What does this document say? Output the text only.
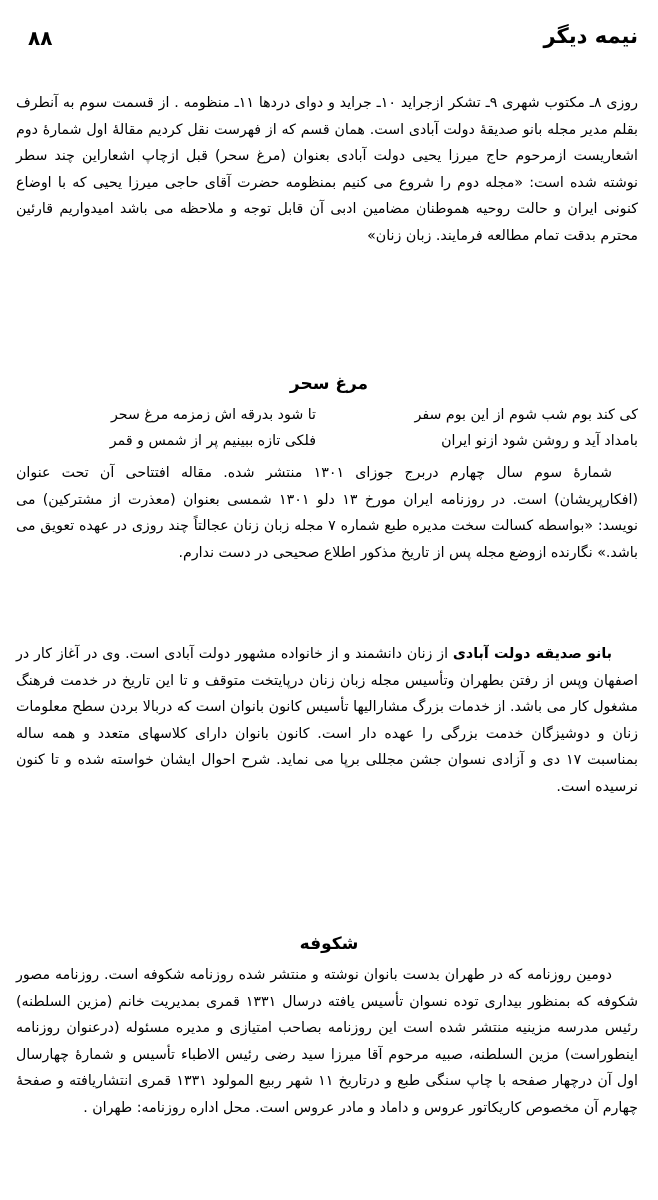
نیمه دیگر
۸۸

روزی ۸ـ مکتوب شهری ۹ـ تشکر ازجراید ۱۰ـ جراید و دوای دردها ۱۱ـ منظومه . از قسمت سوم به آنطرف بقلم مدیر مجله بانو صدیقهٔ دولت آبادی است. همان قسم که از فهرست نقل کردیم مقالهٔ اول شمارهٔ دوم اشعاریست ازمرحوم حاج میرزا یحیی دولت آبادی بعنوان (مرغ سحر) قبل ازچاپ اشعاراین چند سطر نوشته شده است: «مجله دوم را شروع می کنیم بمنظومه حضرت آقای حاجی میرزا یحیی که با اوضاع کنونی ایران و حالت روحیه هموطنان مضامین ادبی آن قابل توجه و ملاحظه می باشد امیدواریم قارئین محترم بدقت تمام مطالعه فرمایند. زبان زنان»

مرغ سحر
کی کند بوم شب شوم از این بوم سفر
تا شود بدرقه اش زمزمه مرغ سحر
بامداد آید و روشن شود ازنو ایران
فلکی تازه ببینیم پر از شمس و قمر

شمارهٔ سوم سال چهارم دربرج جوزای ۱۳۰۱ منتشر شده. مقاله افتتاحی آن تحت عنوان (افکارپریشان) است. در روزنامه ایران مورخ ۱۳ دلو ۱۳۰۱ شمسی بعنوان (معذرت از مشترکین) می نویسد: «بواسطه کسالت سخت مدیره طبع شماره ۷ مجله زبان زنان عجالتاً چند روزی در عهده تعویق می باشد.» نگارنده ازوضع مجله پس از تاریخ مذکور اطلاع صحیحی در دست ندارم.

بانو صدیقه دولت آبادی از زنان دانشمند و از خانواده مشهور دولت آبادی است. وی در آغاز کار در اصفهان وپس از رفتن بطهران وتأسیس مجله زبان زنان درپایتخت متوقف و تا این تاریخ در خدمت فرهنگ مشغول کار می باشد. از خدمات بزرگ مشارالیها تأسیس کانون بانوان است که دربالا بردن سطح معلومات زنان و دوشیزگان خدمت بزرگی را عهده دار است. کانون بانوان دارای کلاسهای متعدد و همه ساله بمناسبت ۱۷ دی و آزادی نسوان جشن مجللی برپا می نماید. شرح احوال ایشان خواسته شده و تا کنون نرسیده است.

شکوفه

دومین روزنامه که در طهران بدست بانوان نوشته و منتشر شده روزنامه شکوفه است. روزنامه مصور شکوفه که بمنظور بیداری توده نسوان تأسیس یافته درسال ۱۳۳۱ قمری بمدیریت خانم (مزین السلطنه) رئیس مدرسه مزینیه منتشر شده است این روزنامه بصاحب امتیازی و مدیره مسئوله (درعنوان روزنامه اینطوراست) مزین السلطنه، صبیه مرحوم آقا میرزا سید رضی رئیس الاطباء تأسیس و شمارهٔ چهارسال اول آن درچهار صفحه با چاپ سنگی طبع و درتاریخ ۱۱ شهر ربیع المولود ۱۳۳۱ قمری انتشاریافته و صفحهٔ چهارم آن مخصوص کاریکاتور عروس و داماد و مادر عروس است. محل اداره روزنامه: طهران .
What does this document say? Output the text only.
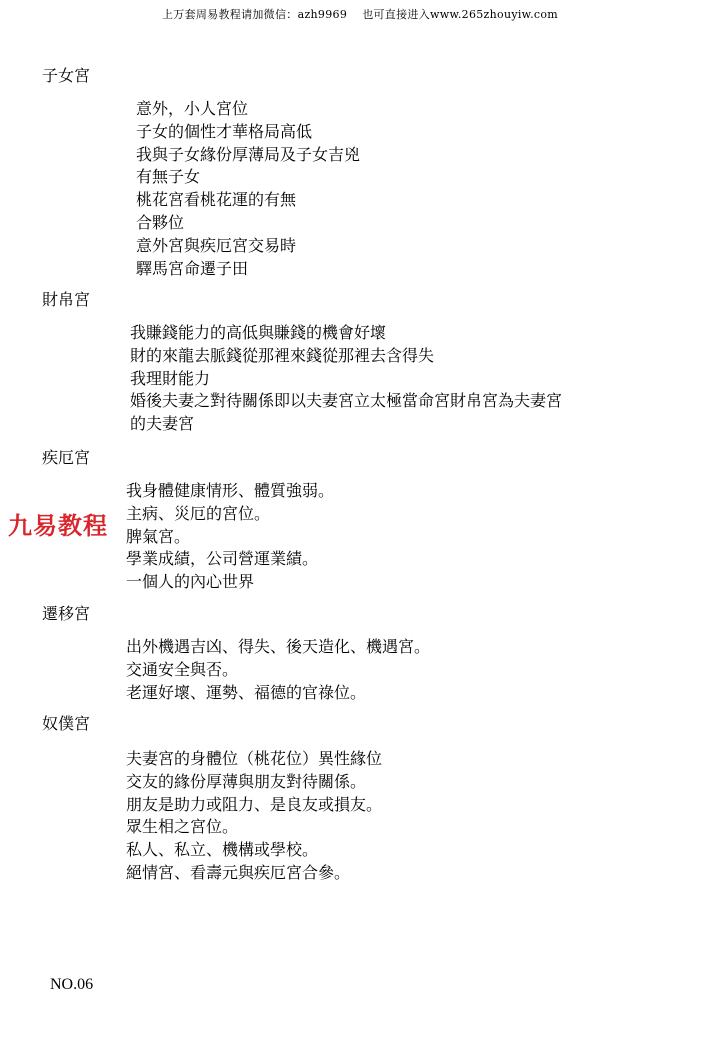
上万套周易教程请加微信：azh9969　 也可直接进入www.265zhouyiw.com
子女宮
意外，小人宮位
子女的個性才華格局高低
我與子女緣份厚薄局及子女吉兇
有無子女
桃花宮看桃花運的有無
合夥位
意外宮與疾厄宮交易時
驛馬宮命遷子田
財帛宮
我賺錢能力的高低與賺錢的機會好壞
財的來龍去脈錢從那裡來錢從那裡去含得失
我理財能力
婚後夫妻之對待關係即以夫妻宮立太極當命宮財帛宮為夫妻宮
的夫妻宮
疾厄宮
我身體健康情形、體質強弱。
主病、災厄的宮位。
脾氣宮。
學業成績，公司營運業績。
一個人的內心世界
九易教程
遷移宮
出外機遇吉凶、得失、後天造化、機遇宮。
交通安全與否。
老運好壞、運勢、福德的官祿位。
奴僕宮
夫妻宮的身體位（桃花位）異性緣位
交友的緣份厚薄與朋友對待關係。
朋友是助力或阻力、是良友或損友。
眾生相之宮位。
私人、私立、機構或學校。
絕情宮、看壽元與疾厄宮合參。
NO.06
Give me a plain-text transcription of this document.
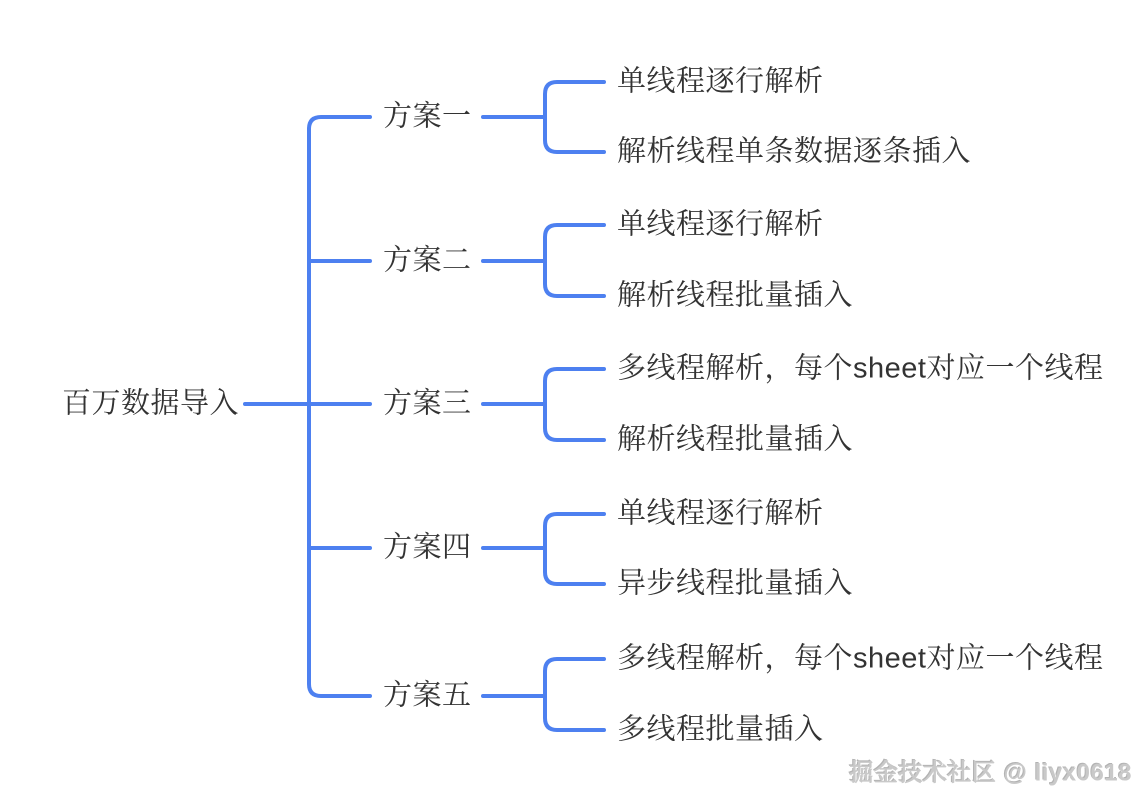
百万数据导入
方案一
方案二
方案三
方案四
方案五
单线程逐行解析
解析线程单条数据逐条插入
单线程逐行解析
解析线程批量插入
多线程解析，每个sheet对应一个线程
解析线程批量插入
单线程逐行解析
异步线程批量插入
多线程解析，每个sheet对应一个线程
多线程批量插入
掘金技术社区 @ liyx0618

*The problem*:
Copy the lines starting at the line that contains "Give me a plain-text" and running to the final line of the entries, inclusive; omit all pictures.

*Reply to the exercise*:
Give me a plain-text transcription of this document.
百万数据导入
方案一
方案二
方案三
方案四
方案五
单线程逐行解析
解析线程单条数据逐条插入
单线程逐行解析
解析线程批量插入
多线程解析，每个sheet对应一个线程
解析线程批量插入
单线程逐行解析
异步线程批量插入
多线程解析，每个sheet对应一个线程
多线程批量插入
掘金技术社区 @ liyx0618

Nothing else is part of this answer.